**Task brief:** Scan each line of the records for the word "Zheng" and extract the ones that have it.

### Input records

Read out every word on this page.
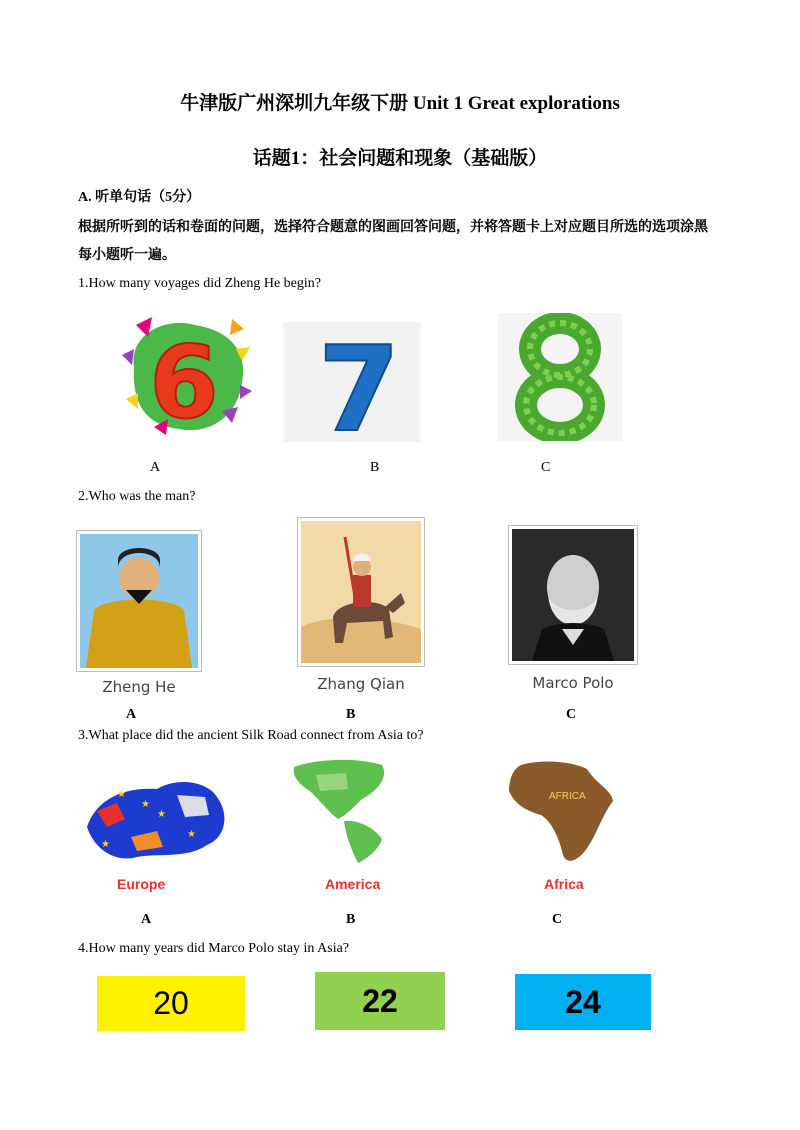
牛津版广州深圳九年级下册 Unit 1 Great explorations
话题1：社会问题和现象（基础版）
A. 听单句话（5分）
根据所听到的话和卷面的问题，选择符合题意的图画回答问题，并将答题卡上对应题目所选的选项涂黑
每小题听一遍。
1.How many voyages did Zheng He begin?
6 7
A	B	C
2.Who was the man?
Zheng He	Zhang Qian	Marco Polo
A	B	C
3.What place did the ancient Silk Road connect from Asia to?
★
★
★
★
★
Europe	America
AFRICA
Africa
A	B	C
4.How many years did Marco Polo stay in Asia?
20	22	24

######

**Task output:**
1.How many voyages did Zheng He begin?
Zheng He	Zhang Qian	Marco Polo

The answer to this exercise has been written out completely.